[SHORT TASK]
Every entry must be copied word for word.

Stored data
──────

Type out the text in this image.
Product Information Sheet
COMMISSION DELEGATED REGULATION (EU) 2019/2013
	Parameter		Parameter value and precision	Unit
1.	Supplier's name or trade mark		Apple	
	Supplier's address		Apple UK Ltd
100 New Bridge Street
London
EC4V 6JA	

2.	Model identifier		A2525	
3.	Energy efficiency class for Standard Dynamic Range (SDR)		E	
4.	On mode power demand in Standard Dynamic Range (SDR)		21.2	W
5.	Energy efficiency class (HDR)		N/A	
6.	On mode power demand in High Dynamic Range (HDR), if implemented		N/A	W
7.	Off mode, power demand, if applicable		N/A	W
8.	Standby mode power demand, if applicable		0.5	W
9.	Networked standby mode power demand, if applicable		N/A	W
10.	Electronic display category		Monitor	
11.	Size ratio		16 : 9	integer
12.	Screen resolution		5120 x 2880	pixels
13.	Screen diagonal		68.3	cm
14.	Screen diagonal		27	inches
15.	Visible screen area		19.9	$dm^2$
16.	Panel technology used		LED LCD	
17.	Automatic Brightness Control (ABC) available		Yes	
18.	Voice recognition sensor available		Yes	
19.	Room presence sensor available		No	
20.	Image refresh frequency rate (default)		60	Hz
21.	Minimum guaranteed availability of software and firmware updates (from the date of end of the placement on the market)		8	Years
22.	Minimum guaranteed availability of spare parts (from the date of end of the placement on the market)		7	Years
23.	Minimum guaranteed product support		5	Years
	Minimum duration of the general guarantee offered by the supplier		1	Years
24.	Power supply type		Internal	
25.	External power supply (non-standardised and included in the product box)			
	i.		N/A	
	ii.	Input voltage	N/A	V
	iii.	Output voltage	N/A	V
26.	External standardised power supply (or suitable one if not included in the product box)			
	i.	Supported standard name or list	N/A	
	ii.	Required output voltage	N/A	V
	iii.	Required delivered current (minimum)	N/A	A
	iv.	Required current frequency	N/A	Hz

──────

[COMPLETE RESPONSE]
Type out the text in this image.
Product Information Sheet
COMMISSION DELEGATED REGULATION (EU) 2019/2013
	Parameter		Parameter value and precision	Unit
1.	Supplier's name or trade mark		Apple	
	Supplier's address		Apple UK Ltd
100 New Bridge Street
London
EC4V 6JA	

2.	Model identifier		A2525	
3.	Energy efficiency class for Standard Dynamic Range (SDR)		E	
4.	On mode power demand in Standard Dynamic Range (SDR)		21.2	W
5.	Energy efficiency class (HDR)		N/A	
6.	On mode power demand in High Dynamic Range (HDR), if implemented		N/A	W
7.	Off mode, power demand, if applicable		N/A	W
8.	Standby mode power demand, if applicable		0.5	W
9.	Networked standby mode power demand, if applicable		N/A	W
10.	Electronic display category		Monitor	
11.	Size ratio		16 : 9	integer
12.	Screen resolution		5120 x 2880	pixels
13.	Screen diagonal		68.3	cm
14.	Screen diagonal		27	inches
15.	Visible screen area		19.9	$dm^2$
16.	Panel technology used		LED LCD	
17.	Automatic Brightness Control (ABC) available		Yes	
18.	Voice recognition sensor available		Yes	
19.	Room presence sensor available		No	
20.	Image refresh frequency rate (default)		60	Hz
21.	Minimum guaranteed availability of software and firmware updates (from the date of end of the placement on the market)		8	Years
22.	Minimum guaranteed availability of spare parts (from the date of end of the placement on the market)		7	Years
23.	Minimum guaranteed product support		5	Years
	Minimum duration of the general guarantee offered by the supplier		1	Years
24.	Power supply type		Internal	
25.	External power supply (non-standardised and included in the product box)			
	i.		N/A	
	ii.	Input voltage	N/A	V
	iii.	Output voltage	N/A	V
26.	External standardised power supply (or suitable one if not included in the product box)			
	i.	Supported standard name or list	N/A	
	ii.	Required output voltage	N/A	V
	iii.	Required delivered current (minimum)	N/A	A
	iv.	Required current frequency	N/A	Hz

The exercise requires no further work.